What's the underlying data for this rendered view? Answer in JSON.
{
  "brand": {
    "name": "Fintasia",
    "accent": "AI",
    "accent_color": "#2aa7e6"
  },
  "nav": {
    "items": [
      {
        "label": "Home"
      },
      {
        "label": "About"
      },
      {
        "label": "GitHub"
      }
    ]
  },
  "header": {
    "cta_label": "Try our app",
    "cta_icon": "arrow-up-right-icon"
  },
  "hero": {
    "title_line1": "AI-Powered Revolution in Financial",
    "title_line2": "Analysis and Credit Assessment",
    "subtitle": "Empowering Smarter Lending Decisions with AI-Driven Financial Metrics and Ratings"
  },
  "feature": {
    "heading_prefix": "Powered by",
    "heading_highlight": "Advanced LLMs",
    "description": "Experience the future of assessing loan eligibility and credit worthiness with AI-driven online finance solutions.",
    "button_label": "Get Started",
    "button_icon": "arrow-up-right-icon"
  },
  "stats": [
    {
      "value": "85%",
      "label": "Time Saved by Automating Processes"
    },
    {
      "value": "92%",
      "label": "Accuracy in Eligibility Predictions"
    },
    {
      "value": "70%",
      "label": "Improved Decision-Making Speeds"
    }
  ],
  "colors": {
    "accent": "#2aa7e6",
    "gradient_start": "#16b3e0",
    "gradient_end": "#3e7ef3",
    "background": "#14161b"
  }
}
+++++
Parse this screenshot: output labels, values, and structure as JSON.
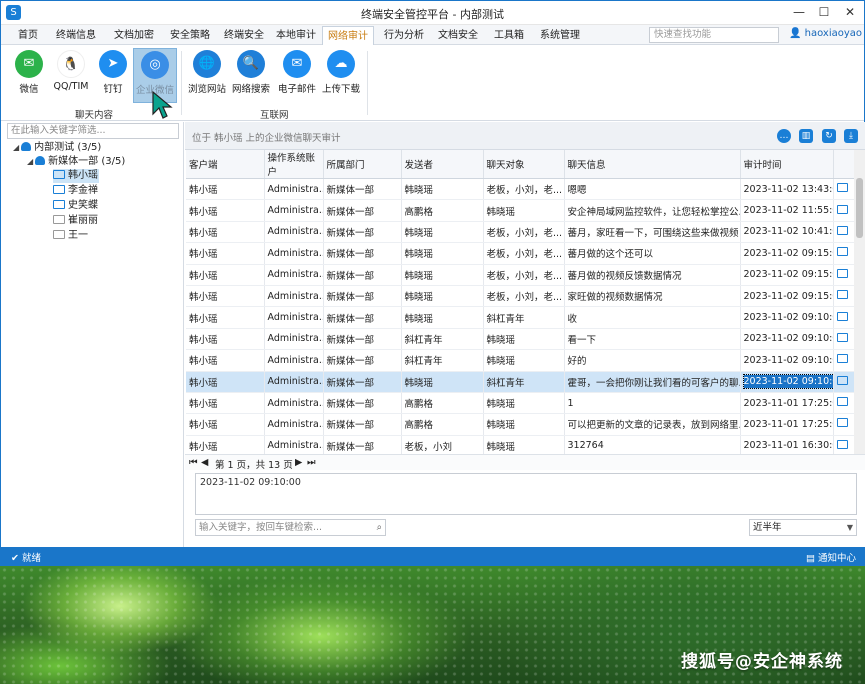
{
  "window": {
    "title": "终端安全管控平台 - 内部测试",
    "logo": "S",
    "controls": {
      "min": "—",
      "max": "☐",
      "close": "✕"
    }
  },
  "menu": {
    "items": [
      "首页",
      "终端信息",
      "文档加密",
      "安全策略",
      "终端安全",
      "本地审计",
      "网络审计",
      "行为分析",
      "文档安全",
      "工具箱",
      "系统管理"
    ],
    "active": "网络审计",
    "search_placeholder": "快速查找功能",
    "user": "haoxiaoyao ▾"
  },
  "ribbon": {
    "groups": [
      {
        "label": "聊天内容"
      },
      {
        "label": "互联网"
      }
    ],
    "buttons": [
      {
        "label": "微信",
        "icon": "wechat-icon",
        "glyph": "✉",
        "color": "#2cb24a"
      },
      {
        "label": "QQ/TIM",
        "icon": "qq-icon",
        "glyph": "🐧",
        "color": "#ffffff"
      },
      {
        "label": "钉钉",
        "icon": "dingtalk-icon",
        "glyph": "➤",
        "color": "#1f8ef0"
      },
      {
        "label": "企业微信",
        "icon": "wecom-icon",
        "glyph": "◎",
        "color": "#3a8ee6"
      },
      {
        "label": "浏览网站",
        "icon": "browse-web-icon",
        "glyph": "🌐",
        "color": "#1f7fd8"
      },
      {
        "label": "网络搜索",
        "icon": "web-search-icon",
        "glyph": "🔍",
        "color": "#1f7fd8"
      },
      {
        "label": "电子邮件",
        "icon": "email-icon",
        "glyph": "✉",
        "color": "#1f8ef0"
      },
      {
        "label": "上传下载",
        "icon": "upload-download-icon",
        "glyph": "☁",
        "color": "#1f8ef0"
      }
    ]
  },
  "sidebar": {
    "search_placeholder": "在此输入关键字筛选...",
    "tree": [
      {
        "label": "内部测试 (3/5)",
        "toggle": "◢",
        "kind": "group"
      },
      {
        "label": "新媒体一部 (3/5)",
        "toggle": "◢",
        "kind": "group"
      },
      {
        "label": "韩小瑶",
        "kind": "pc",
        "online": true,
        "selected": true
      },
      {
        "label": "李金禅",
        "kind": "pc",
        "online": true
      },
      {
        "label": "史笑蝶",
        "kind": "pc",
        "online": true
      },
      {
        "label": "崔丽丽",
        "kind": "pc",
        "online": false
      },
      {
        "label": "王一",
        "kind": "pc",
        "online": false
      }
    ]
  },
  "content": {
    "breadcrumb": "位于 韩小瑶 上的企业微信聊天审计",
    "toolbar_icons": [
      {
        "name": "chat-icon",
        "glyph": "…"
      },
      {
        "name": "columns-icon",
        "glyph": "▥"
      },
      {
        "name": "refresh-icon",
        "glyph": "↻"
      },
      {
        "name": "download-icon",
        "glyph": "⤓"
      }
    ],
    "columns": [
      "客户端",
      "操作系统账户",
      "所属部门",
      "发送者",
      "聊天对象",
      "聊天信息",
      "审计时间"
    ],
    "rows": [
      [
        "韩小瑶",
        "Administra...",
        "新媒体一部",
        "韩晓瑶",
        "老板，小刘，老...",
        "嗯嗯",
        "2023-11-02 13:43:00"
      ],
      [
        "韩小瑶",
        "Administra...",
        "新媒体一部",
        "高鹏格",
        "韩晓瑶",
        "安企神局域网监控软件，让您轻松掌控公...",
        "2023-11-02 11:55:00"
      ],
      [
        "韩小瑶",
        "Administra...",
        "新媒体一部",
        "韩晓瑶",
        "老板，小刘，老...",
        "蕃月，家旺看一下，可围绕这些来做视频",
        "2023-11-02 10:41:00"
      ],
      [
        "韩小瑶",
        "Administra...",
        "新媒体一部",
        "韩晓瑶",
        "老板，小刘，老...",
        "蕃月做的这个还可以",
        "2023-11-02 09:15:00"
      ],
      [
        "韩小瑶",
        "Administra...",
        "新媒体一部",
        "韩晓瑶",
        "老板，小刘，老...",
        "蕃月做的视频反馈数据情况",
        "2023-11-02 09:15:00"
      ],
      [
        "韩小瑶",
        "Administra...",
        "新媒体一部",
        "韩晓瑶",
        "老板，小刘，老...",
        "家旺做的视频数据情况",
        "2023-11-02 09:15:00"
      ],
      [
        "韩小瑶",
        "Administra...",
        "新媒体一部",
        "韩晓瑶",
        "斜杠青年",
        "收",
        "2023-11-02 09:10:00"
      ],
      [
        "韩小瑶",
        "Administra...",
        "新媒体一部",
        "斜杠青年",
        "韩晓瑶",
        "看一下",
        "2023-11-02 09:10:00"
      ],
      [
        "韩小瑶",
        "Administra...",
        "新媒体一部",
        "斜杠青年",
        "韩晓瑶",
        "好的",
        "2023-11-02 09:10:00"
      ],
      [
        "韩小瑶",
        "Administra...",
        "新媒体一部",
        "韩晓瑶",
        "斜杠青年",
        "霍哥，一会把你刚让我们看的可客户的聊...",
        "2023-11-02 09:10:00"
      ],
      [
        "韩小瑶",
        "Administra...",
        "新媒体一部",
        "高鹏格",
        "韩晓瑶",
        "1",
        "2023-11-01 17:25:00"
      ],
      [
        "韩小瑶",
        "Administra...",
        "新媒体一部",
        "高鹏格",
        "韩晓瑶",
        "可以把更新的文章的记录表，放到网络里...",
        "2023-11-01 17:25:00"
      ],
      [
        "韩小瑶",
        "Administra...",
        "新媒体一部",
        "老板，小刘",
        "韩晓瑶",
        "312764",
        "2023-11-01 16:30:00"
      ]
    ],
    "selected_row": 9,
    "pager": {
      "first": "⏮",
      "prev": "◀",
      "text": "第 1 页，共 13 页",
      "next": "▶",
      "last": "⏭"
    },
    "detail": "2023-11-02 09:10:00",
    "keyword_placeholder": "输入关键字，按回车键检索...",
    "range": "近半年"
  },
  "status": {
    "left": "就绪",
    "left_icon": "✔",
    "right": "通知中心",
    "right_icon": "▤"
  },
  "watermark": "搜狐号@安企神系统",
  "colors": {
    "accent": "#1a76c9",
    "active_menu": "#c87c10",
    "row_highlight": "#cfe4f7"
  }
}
+++++
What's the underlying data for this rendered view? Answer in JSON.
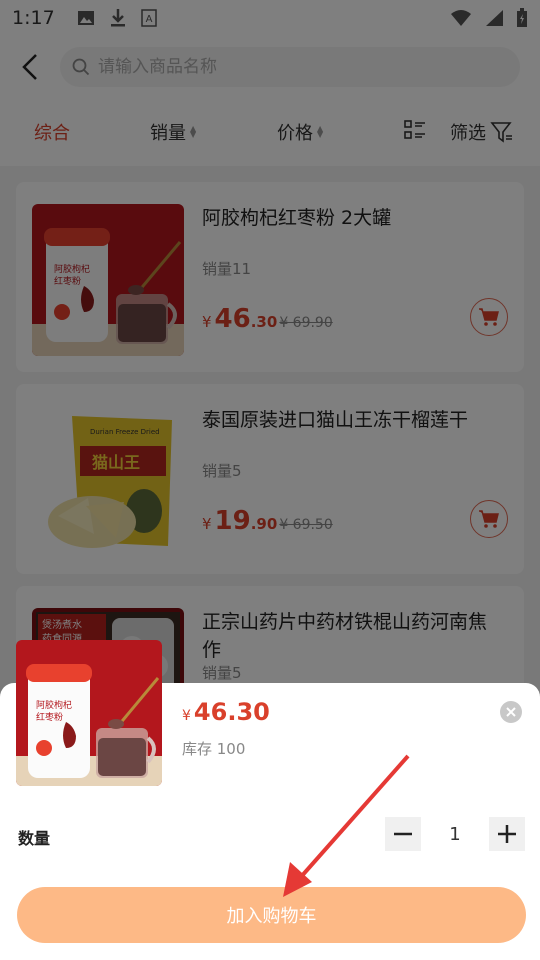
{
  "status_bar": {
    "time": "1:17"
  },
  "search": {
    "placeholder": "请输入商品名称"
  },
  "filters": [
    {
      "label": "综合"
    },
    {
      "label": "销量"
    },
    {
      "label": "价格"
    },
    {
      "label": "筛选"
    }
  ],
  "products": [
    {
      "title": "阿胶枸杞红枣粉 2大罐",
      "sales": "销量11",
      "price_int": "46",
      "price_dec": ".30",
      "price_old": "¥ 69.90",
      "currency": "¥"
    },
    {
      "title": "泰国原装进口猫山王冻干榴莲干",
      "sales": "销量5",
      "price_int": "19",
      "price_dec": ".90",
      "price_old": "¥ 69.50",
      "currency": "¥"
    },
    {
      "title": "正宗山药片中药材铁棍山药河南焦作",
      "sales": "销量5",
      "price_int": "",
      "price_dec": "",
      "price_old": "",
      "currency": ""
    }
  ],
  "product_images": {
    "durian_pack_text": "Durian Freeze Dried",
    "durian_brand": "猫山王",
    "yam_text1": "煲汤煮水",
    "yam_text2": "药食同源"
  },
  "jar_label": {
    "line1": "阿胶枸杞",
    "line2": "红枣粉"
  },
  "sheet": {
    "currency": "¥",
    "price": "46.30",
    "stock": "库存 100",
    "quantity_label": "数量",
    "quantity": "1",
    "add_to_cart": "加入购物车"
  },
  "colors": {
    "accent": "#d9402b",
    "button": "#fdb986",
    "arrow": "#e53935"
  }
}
+++++
Pull every line containing the word "download" out of the material and copy it.

        "icon": "upload-download-icon",
        "name": "download-icon",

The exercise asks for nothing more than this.